- [JOB]: Copy every line from the data below in which the string "JSON" can be found.

- [GIVEN DATA]:
* begin *

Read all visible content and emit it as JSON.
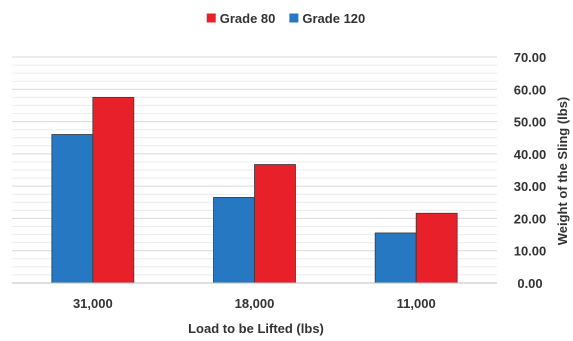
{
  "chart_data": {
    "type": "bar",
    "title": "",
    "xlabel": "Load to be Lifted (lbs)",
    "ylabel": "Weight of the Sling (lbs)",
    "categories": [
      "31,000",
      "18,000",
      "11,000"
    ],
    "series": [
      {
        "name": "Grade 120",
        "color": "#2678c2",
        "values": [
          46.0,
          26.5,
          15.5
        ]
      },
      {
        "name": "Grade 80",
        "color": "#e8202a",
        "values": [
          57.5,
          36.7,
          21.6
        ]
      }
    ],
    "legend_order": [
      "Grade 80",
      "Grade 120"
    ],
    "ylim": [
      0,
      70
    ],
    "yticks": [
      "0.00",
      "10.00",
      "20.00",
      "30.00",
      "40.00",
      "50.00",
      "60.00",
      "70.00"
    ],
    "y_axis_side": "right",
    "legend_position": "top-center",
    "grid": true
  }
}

* end *
* begin *

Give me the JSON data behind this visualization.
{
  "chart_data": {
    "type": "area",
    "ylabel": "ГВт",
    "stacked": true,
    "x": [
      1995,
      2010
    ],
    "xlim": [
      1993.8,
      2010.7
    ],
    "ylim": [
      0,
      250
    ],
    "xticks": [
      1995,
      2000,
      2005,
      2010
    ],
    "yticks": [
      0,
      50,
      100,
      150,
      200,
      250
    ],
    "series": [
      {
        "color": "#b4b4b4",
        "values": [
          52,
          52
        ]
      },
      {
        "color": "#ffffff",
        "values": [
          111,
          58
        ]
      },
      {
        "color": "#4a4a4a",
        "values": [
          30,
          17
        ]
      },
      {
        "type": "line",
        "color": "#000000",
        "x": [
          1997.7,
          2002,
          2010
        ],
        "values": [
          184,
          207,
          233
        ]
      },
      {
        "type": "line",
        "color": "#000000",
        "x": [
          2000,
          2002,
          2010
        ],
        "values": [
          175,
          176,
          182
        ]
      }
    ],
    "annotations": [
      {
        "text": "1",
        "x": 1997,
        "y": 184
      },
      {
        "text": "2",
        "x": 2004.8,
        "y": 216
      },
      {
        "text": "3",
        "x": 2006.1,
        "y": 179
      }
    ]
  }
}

* end *

- [EXERCISE ANSWER]:
Read all visible content and emit it as JSON.
Give me the JSON data behind this visualization.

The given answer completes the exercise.